*INSTRUCTIONS FOR THE TASK*
Which lines hold the string "trillion"? Copy every one of them.
....
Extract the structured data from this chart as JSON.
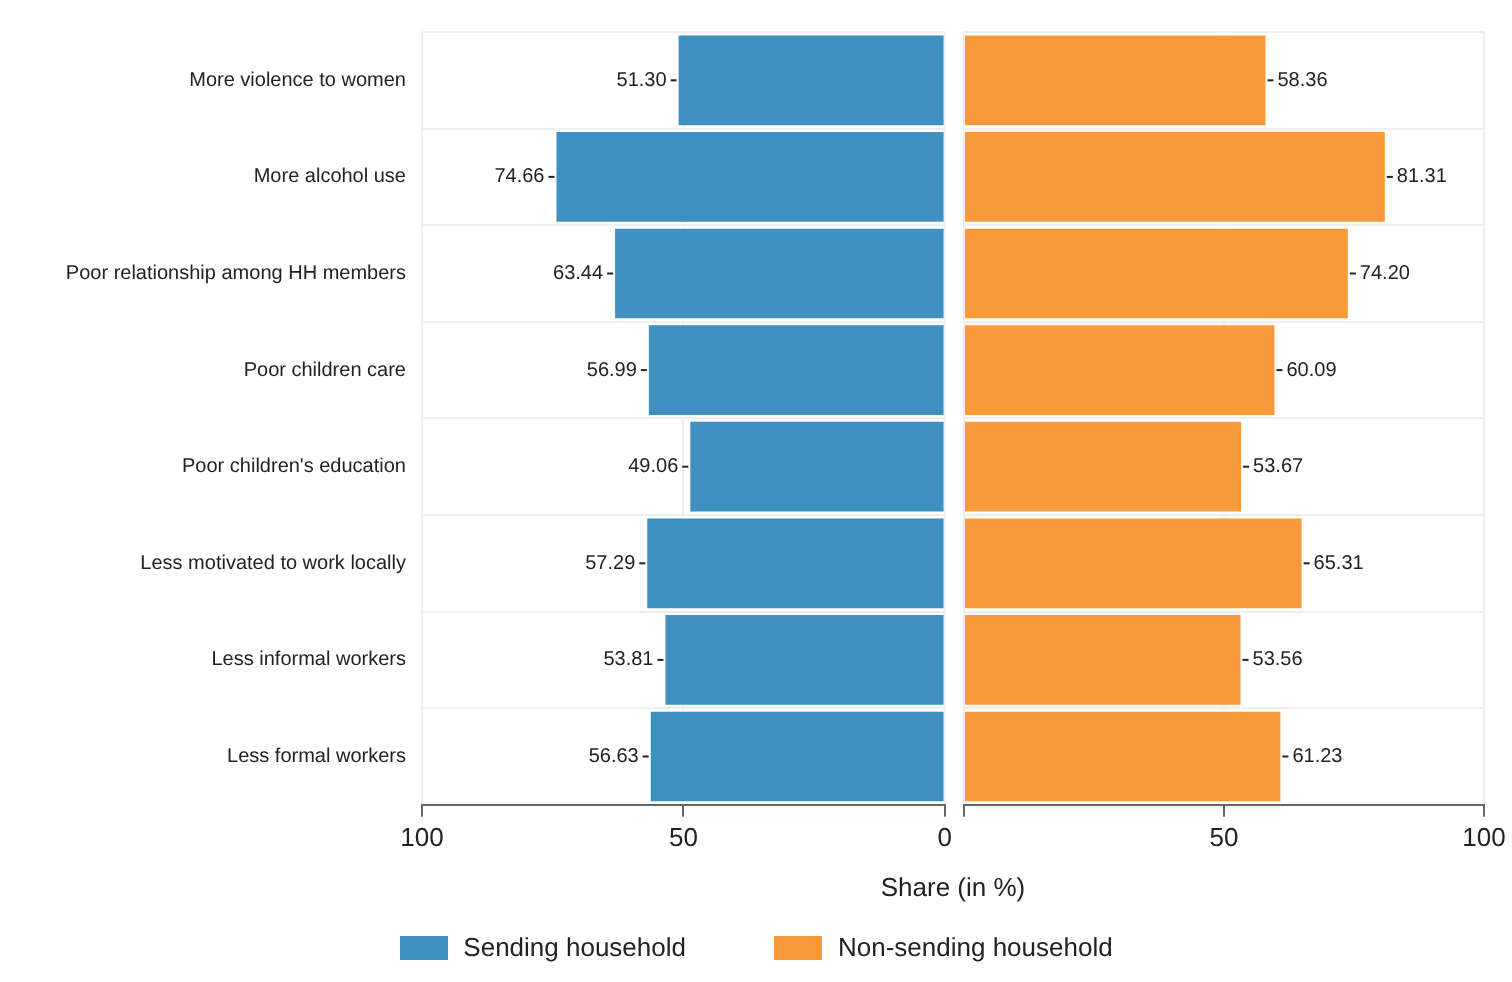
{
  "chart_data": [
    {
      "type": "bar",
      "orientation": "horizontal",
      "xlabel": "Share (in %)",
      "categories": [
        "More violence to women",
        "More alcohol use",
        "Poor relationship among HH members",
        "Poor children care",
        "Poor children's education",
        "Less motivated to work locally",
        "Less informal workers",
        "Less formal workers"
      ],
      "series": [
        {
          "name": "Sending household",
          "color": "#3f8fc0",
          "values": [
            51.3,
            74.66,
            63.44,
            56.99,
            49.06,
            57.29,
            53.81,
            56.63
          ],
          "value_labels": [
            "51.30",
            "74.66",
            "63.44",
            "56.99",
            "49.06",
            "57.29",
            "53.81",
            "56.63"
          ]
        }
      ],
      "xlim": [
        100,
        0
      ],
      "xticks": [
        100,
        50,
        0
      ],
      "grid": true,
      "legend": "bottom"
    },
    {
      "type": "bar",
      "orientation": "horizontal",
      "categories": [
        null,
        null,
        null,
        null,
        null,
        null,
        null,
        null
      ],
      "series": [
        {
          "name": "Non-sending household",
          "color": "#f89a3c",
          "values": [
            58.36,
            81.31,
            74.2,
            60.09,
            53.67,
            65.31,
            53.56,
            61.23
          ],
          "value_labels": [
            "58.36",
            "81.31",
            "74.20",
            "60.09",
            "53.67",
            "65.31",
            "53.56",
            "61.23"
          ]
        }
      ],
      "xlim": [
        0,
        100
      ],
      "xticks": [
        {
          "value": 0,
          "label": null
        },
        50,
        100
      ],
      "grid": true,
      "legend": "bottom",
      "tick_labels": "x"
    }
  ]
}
....
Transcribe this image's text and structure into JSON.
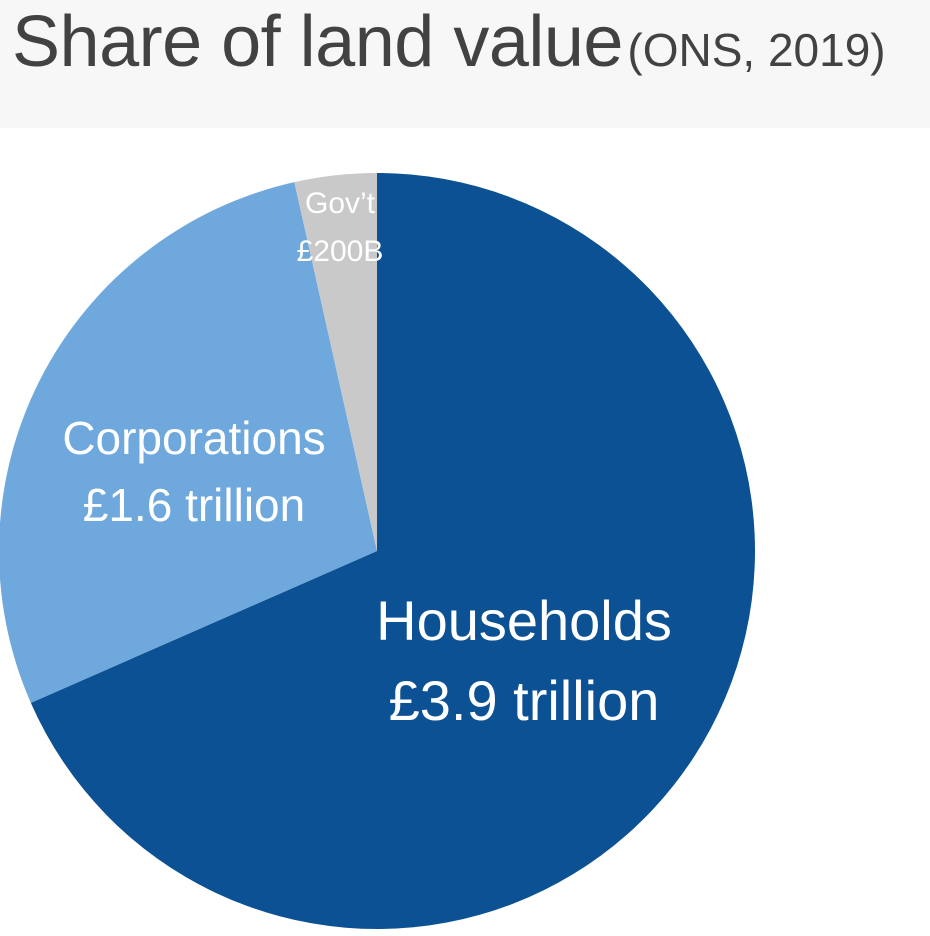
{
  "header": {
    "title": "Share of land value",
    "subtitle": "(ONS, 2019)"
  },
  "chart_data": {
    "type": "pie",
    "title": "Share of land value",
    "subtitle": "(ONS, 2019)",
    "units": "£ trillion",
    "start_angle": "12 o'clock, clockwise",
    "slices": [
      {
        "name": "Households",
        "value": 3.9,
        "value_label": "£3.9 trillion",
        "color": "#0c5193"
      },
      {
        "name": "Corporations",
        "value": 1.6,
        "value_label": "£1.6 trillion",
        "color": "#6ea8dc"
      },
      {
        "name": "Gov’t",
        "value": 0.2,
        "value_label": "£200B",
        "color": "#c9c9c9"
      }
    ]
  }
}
....
*IN RESPONSE*
    "units": "£ trillion",
        "value_label": "£3.9 trillion",
        "value_label": "£1.6 trillion",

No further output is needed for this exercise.